Written request: Write out all entries word for word.

Provided records:

════

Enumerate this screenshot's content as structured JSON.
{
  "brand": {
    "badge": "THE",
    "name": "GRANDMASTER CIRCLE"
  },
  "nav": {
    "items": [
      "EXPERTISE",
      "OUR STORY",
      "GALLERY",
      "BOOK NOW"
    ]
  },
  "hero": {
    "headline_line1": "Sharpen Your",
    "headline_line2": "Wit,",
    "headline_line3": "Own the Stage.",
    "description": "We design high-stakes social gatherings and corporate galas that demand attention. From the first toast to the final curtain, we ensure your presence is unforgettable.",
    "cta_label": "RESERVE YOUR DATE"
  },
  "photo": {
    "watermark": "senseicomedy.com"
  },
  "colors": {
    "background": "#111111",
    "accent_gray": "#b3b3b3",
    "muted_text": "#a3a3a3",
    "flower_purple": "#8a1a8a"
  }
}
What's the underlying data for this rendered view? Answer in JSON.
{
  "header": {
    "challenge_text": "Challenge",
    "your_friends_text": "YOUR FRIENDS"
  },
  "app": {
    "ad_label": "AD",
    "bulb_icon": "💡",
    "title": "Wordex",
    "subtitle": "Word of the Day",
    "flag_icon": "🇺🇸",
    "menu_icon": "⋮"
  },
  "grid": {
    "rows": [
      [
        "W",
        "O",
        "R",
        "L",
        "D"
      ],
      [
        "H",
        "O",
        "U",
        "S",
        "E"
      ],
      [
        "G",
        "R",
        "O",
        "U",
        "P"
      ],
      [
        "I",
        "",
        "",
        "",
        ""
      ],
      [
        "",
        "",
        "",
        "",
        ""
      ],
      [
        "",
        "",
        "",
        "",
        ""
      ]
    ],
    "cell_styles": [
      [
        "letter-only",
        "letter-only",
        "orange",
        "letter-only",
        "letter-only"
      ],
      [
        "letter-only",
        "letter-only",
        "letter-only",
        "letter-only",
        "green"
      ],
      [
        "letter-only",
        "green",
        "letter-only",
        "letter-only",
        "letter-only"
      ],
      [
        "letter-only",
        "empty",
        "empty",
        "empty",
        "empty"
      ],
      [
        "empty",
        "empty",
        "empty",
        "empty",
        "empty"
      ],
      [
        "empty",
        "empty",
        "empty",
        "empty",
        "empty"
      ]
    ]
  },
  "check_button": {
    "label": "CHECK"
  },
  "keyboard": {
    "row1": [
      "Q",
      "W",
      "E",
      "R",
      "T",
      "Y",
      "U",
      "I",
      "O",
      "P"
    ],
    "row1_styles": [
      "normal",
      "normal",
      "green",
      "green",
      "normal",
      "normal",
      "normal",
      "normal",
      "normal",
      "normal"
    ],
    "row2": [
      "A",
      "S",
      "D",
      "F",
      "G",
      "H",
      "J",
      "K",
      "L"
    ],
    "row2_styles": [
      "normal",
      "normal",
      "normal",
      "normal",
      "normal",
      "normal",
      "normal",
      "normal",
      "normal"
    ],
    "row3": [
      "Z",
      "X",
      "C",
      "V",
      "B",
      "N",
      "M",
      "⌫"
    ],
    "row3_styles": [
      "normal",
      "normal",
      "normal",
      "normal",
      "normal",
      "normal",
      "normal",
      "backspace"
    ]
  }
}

════

Task answer:
Enumerate this screenshot's content as structured JSON.
{
  "brand": {
    "badge": "THE",
    "name": "GRANDMASTER CIRCLE"
  },
  "nav": {
    "items": [
      "EXPERTISE",
      "OUR STORY",
      "GALLERY",
      "BOOK NOW"
    ]
  },
  "hero": {
    "headline_line1": "Sharpen Your",
    "headline_line2": "Wit,",
    "headline_line3": "Own the Stage.",
    "description": "We design high-stakes social gatherings and corporate galas that demand attention. From the first toast to the final curtain, we ensure your presence is unforgettable.",
    "cta_label": "RESERVE YOUR DATE"
  },
  "photo": {
    "watermark": "senseicomedy.com"
  },
  "colors": {
    "background": "#111111",
    "accent_gray": "#b3b3b3",
    "muted_text": "#a3a3a3",
    "flower_purple": "#8a1a8a"
  }
}
What's the underlying data for this rendered view? Answer in JSON.
{
  "header": {
    "challenge_text": "Challenge",
    "your_friends_text": "YOUR FRIENDS"
  },
  "app": {
    "ad_label": "AD",
    "bulb_icon": "💡",
    "title": "Wordex",
    "subtitle": "Word of the Day",
    "flag_icon": "🇺🇸",
    "menu_icon": "⋮"
  },
  "grid": {
    "rows": [
      [
        "W",
        "O",
        "R",
        "L",
        "D"
      ],
      [
        "H",
        "O",
        "U",
        "S",
        "E"
      ],
      [
        "G",
        "R",
        "O",
        "U",
        "P"
      ],
      [
        "I",
        "",
        "",
        "",
        ""
      ],
      [
        "",
        "",
        "",
        "",
        ""
      ],
      [
        "",
        "",
        "",
        "",
        ""
      ]
    ],
    "cell_styles": [
      [
        "letter-only",
        "letter-only",
        "orange",
        "letter-only",
        "letter-only"
      ],
      [
        "letter-only",
        "letter-only",
        "letter-only",
        "letter-only",
        "green"
      ],
      [
        "letter-only",
        "green",
        "letter-only",
        "letter-only",
        "letter-only"
      ],
      [
        "letter-only",
        "empty",
        "empty",
        "empty",
        "empty"
      ],
      [
        "empty",
        "empty",
        "empty",
        "empty",
        "empty"
      ],
      [
        "empty",
        "empty",
        "empty",
        "empty",
        "empty"
      ]
    ]
  },
  "check_button": {
    "label": "CHECK"
  },
  "keyboard": {
    "row1": [
      "Q",
      "W",
      "E",
      "R",
      "T",
      "Y",
      "U",
      "I",
      "O",
      "P"
    ],
    "row1_styles": [
      "normal",
      "normal",
      "green",
      "green",
      "normal",
      "normal",
      "normal",
      "normal",
      "normal",
      "normal"
    ],
    "row2": [
      "A",
      "S",
      "D",
      "F",
      "G",
      "H",
      "J",
      "K",
      "L"
    ],
    "row2_styles": [
      "normal",
      "normal",
      "normal",
      "normal",
      "normal",
      "normal",
      "normal",
      "normal",
      "normal"
    ],
    "row3": [
      "Z",
      "X",
      "C",
      "V",
      "B",
      "N",
      "M",
      "⌫"
    ],
    "row3_styles": [
      "normal",
      "normal",
      "normal",
      "normal",
      "normal",
      "normal",
      "normal",
      "backspace"
    ]
  }
}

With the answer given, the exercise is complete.